Quote all of the entries word for word.

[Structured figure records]
::::::
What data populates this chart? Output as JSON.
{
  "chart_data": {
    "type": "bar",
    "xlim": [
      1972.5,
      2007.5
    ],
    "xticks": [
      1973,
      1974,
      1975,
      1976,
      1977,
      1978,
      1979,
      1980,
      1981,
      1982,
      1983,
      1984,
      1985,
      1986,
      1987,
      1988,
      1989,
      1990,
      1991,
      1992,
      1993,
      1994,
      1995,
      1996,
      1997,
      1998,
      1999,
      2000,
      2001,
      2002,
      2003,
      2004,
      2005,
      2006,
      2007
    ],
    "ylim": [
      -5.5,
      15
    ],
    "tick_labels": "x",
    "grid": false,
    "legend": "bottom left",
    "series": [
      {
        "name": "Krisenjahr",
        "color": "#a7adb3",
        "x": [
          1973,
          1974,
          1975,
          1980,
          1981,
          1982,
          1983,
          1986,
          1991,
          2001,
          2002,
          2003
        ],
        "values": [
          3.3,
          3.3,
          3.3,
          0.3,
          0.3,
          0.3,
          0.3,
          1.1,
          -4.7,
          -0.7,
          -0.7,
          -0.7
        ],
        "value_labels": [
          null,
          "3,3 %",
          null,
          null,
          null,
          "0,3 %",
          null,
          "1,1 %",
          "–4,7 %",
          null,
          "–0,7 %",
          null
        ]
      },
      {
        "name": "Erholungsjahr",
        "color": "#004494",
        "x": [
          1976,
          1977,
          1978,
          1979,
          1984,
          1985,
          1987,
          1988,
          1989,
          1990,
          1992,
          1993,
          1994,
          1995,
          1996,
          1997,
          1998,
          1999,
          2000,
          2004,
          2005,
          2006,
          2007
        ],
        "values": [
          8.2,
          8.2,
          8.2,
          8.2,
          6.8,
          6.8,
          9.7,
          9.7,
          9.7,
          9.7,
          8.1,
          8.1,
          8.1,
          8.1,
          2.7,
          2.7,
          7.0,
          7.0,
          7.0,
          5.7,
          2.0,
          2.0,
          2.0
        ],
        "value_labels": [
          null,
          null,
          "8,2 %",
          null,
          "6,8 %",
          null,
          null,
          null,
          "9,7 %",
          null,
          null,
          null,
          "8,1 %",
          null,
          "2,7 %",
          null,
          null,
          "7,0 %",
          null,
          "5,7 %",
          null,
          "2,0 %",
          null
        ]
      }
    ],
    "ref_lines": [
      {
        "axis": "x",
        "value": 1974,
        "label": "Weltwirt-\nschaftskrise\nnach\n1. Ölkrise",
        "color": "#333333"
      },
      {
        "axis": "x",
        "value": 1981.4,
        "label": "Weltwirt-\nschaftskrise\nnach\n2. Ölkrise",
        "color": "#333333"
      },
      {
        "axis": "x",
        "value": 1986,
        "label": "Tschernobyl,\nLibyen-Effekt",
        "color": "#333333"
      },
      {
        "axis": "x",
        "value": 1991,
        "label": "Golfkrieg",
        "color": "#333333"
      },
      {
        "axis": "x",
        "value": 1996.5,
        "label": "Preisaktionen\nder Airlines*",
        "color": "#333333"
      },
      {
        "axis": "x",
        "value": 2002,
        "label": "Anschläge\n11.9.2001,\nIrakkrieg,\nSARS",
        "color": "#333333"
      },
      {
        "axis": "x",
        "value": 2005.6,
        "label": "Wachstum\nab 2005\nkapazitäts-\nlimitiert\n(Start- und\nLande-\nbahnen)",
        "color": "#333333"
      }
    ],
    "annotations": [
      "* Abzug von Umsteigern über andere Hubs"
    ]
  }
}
::::::
Written solution:
What data populates this chart? Output as JSON.
{
  "chart_data": {
    "type": "bar",
    "xlim": [
      1972.5,
      2007.5
    ],
    "xticks": [
      1973,
      1974,
      1975,
      1976,
      1977,
      1978,
      1979,
      1980,
      1981,
      1982,
      1983,
      1984,
      1985,
      1986,
      1987,
      1988,
      1989,
      1990,
      1991,
      1992,
      1993,
      1994,
      1995,
      1996,
      1997,
      1998,
      1999,
      2000,
      2001,
      2002,
      2003,
      2004,
      2005,
      2006,
      2007
    ],
    "ylim": [
      -5.5,
      15
    ],
    "tick_labels": "x",
    "grid": false,
    "legend": "bottom left",
    "series": [
      {
        "name": "Krisenjahr",
        "color": "#a7adb3",
        "x": [
          1973,
          1974,
          1975,
          1980,
          1981,
          1982,
          1983,
          1986,
          1991,
          2001,
          2002,
          2003
        ],
        "values": [
          3.3,
          3.3,
          3.3,
          0.3,
          0.3,
          0.3,
          0.3,
          1.1,
          -4.7,
          -0.7,
          -0.7,
          -0.7
        ],
        "value_labels": [
          null,
          "3,3 %",
          null,
          null,
          null,
          "0,3 %",
          null,
          "1,1 %",
          "–4,7 %",
          null,
          "–0,7 %",
          null
        ]
      },
      {
        "name": "Erholungsjahr",
        "color": "#004494",
        "x": [
          1976,
          1977,
          1978,
          1979,
          1984,
          1985,
          1987,
          1988,
          1989,
          1990,
          1992,
          1993,
          1994,
          1995,
          1996,
          1997,
          1998,
          1999,
          2000,
          2004,
          2005,
          2006,
          2007
        ],
        "values": [
          8.2,
          8.2,
          8.2,
          8.2,
          6.8,
          6.8,
          9.7,
          9.7,
          9.7,
          9.7,
          8.1,
          8.1,
          8.1,
          8.1,
          2.7,
          2.7,
          7.0,
          7.0,
          7.0,
          5.7,
          2.0,
          2.0,
          2.0
        ],
        "value_labels": [
          null,
          null,
          "8,2 %",
          null,
          "6,8 %",
          null,
          null,
          null,
          "9,7 %",
          null,
          null,
          null,
          "8,1 %",
          null,
          "2,7 %",
          null,
          null,
          "7,0 %",
          null,
          "5,7 %",
          null,
          "2,0 %",
          null
        ]
      }
    ],
    "ref_lines": [
      {
        "axis": "x",
        "value": 1974,
        "label": "Weltwirt-\nschaftskrise\nnach\n1. Ölkrise",
        "color": "#333333"
      },
      {
        "axis": "x",
        "value": 1981.4,
        "label": "Weltwirt-\nschaftskrise\nnach\n2. Ölkrise",
        "color": "#333333"
      },
      {
        "axis": "x",
        "value": 1986,
        "label": "Tschernobyl,\nLibyen-Effekt",
        "color": "#333333"
      },
      {
        "axis": "x",
        "value": 1991,
        "label": "Golfkrieg",
        "color": "#333333"
      },
      {
        "axis": "x",
        "value": 1996.5,
        "label": "Preisaktionen\nder Airlines*",
        "color": "#333333"
      },
      {
        "axis": "x",
        "value": 2002,
        "label": "Anschläge\n11.9.2001,\nIrakkrieg,\nSARS",
        "color": "#333333"
      },
      {
        "axis": "x",
        "value": 2005.6,
        "label": "Wachstum\nab 2005\nkapazitäts-\nlimitiert\n(Start- und\nLande-\nbahnen)",
        "color": "#333333"
      }
    ],
    "annotations": [
      "* Abzug von Umsteigern über andere Hubs"
    ]
  }
}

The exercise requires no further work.